* Challenge *
Where a line in the listing contains the string "below", copy that line out.
-- START OF Data section --
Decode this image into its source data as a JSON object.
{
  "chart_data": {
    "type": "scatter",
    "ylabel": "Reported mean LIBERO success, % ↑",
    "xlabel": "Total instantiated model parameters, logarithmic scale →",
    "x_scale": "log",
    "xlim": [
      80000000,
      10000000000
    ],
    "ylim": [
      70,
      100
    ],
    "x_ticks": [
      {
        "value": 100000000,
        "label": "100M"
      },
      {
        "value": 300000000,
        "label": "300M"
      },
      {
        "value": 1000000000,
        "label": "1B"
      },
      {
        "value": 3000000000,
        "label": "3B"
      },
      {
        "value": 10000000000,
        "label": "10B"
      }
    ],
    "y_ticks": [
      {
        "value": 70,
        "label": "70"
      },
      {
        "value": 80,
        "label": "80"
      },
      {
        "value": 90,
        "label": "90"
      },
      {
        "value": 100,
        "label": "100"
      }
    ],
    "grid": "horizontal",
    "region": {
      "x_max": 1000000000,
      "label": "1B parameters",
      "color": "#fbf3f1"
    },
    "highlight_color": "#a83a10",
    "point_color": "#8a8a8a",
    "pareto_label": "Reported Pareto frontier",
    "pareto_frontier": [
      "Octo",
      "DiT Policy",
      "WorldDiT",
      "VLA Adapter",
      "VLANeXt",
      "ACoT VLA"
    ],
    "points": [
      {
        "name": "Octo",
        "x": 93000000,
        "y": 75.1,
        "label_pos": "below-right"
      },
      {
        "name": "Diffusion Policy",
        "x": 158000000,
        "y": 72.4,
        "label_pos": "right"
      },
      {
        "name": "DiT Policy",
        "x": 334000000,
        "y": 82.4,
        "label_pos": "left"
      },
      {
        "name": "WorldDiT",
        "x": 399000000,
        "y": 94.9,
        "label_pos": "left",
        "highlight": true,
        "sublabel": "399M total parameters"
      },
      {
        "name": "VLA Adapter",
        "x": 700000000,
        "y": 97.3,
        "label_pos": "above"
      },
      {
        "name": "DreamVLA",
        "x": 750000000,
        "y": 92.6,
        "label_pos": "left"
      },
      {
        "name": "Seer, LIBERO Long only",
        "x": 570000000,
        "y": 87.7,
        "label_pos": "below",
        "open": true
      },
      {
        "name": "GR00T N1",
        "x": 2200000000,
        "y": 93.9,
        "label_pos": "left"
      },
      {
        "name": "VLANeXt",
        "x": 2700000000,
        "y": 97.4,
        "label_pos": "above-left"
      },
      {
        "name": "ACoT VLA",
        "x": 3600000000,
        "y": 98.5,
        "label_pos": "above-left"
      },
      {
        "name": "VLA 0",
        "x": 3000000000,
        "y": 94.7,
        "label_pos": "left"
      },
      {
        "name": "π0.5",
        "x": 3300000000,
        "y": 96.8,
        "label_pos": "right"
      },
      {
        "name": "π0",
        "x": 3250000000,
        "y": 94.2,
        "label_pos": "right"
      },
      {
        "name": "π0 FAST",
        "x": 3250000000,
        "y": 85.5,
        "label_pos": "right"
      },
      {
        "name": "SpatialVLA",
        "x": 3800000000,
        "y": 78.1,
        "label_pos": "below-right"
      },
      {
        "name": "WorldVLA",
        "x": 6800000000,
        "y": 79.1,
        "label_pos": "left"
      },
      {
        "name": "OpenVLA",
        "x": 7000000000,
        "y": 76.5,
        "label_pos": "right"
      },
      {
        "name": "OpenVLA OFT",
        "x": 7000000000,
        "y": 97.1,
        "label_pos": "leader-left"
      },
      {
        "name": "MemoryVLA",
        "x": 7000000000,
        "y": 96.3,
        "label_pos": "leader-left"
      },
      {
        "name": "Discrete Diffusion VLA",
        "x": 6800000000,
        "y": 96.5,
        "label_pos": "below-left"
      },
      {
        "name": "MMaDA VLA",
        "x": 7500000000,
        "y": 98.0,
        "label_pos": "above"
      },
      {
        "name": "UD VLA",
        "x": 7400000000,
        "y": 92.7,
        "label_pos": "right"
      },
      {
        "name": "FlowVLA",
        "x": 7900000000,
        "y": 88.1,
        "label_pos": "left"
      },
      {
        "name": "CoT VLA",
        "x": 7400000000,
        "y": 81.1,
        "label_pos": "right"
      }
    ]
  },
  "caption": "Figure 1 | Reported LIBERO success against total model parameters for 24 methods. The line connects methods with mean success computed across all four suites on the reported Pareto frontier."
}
-- END OF Data section --
* Solution for this exercise *
        "label_pos": "below-right"
        "label_pos": "below",
        "label_pos": "below-right"
        "label_pos": "below-left"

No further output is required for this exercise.